Stored records
※ ※ ※

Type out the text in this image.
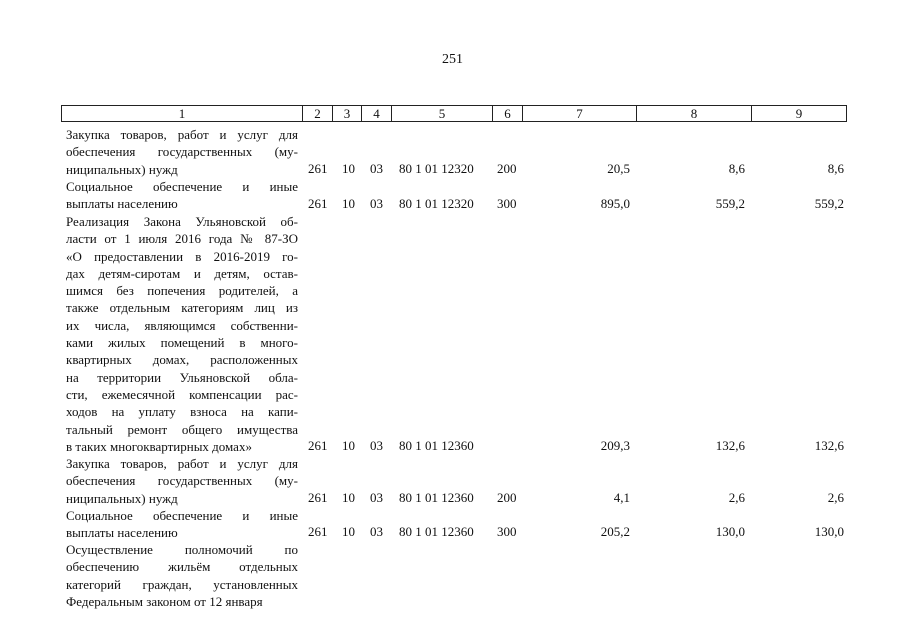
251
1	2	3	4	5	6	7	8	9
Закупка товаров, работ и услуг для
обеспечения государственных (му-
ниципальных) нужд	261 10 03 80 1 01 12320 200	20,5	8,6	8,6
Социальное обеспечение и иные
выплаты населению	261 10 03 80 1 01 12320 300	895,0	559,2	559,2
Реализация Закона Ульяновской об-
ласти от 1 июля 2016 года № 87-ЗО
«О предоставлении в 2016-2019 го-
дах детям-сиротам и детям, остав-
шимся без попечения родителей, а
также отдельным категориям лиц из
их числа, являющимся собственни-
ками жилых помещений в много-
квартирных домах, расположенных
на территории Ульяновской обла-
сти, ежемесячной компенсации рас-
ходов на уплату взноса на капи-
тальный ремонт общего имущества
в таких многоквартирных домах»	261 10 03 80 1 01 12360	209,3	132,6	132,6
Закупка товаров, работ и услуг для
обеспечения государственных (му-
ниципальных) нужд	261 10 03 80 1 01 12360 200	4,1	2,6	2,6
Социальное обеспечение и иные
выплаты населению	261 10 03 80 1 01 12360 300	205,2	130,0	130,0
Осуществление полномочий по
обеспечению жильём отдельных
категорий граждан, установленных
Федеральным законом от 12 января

※ ※ ※

REQUIRED WORK
Write out the material above once more, exactly as it reads, with no pictures.

FINISHED EXERCISE
Type out the text in this image.
251
1	2	3	4	5	6	7	8	9
Закупка товаров, работ и услуг для
обеспечения государственных (му-
ниципальных) нужд	261 10 03 80 1 01 12320 200	20,5	8,6	8,6
Социальное обеспечение и иные
выплаты населению	261 10 03 80 1 01 12320 300	895,0	559,2	559,2
Реализация Закона Ульяновской об-
ласти от 1 июля 2016 года № 87-ЗО
«О предоставлении в 2016-2019 го-
дах детям-сиротам и детям, остав-
шимся без попечения родителей, а
также отдельным категориям лиц из
их числа, являющимся собственни-
ками жилых помещений в много-
квартирных домах, расположенных
на территории Ульяновской обла-
сти, ежемесячной компенсации рас-
ходов на уплату взноса на капи-
тальный ремонт общего имущества
в таких многоквартирных домах»	261 10 03 80 1 01 12360	209,3	132,6	132,6
Закупка товаров, работ и услуг для
обеспечения государственных (му-
ниципальных) нужд	261 10 03 80 1 01 12360 200	4,1	2,6	2,6
Социальное обеспечение и иные
выплаты населению	261 10 03 80 1 01 12360 300	205,2	130,0	130,0
Осуществление полномочий по
обеспечению жильём отдельных
категорий граждан, установленных
Федеральным законом от 12 января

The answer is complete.